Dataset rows
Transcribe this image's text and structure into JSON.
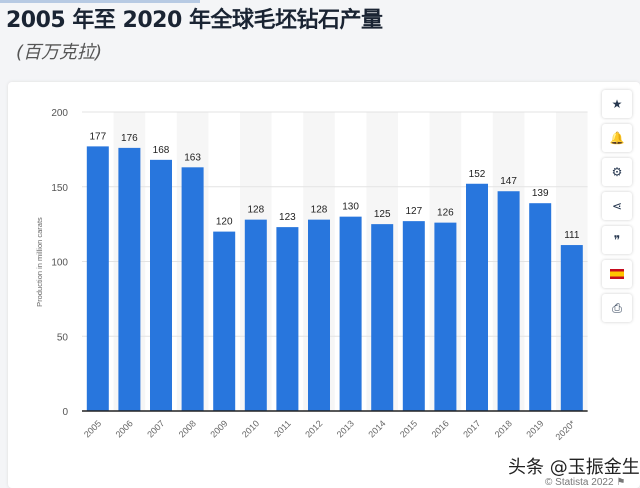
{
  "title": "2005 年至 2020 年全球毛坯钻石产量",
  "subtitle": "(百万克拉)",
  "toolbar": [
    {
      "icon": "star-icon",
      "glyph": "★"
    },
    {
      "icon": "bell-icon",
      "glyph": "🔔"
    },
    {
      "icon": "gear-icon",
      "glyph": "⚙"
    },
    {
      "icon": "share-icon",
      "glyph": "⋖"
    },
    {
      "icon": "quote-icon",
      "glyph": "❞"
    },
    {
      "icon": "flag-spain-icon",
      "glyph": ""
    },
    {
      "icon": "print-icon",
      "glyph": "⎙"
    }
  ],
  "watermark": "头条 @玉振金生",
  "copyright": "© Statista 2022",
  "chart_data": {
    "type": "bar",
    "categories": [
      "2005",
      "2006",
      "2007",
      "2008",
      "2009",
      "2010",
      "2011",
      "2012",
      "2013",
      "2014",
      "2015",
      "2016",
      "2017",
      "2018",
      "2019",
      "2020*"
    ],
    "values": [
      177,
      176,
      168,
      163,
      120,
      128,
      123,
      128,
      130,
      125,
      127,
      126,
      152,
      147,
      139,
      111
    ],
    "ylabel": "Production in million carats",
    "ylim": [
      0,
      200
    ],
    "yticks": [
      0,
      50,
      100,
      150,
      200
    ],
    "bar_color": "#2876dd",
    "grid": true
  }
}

*Objective*: Look through the entries above and report each line where the string "icon" occurs.

*Worked solution*:
      "icon": "star-icon",
      "icon": "bell-icon",
      "icon": "gear-icon",
      "icon": "share-icon",
      "icon": "quote-icon",
      "icon": "flag-spain-icon",
      "icon": "print-icon",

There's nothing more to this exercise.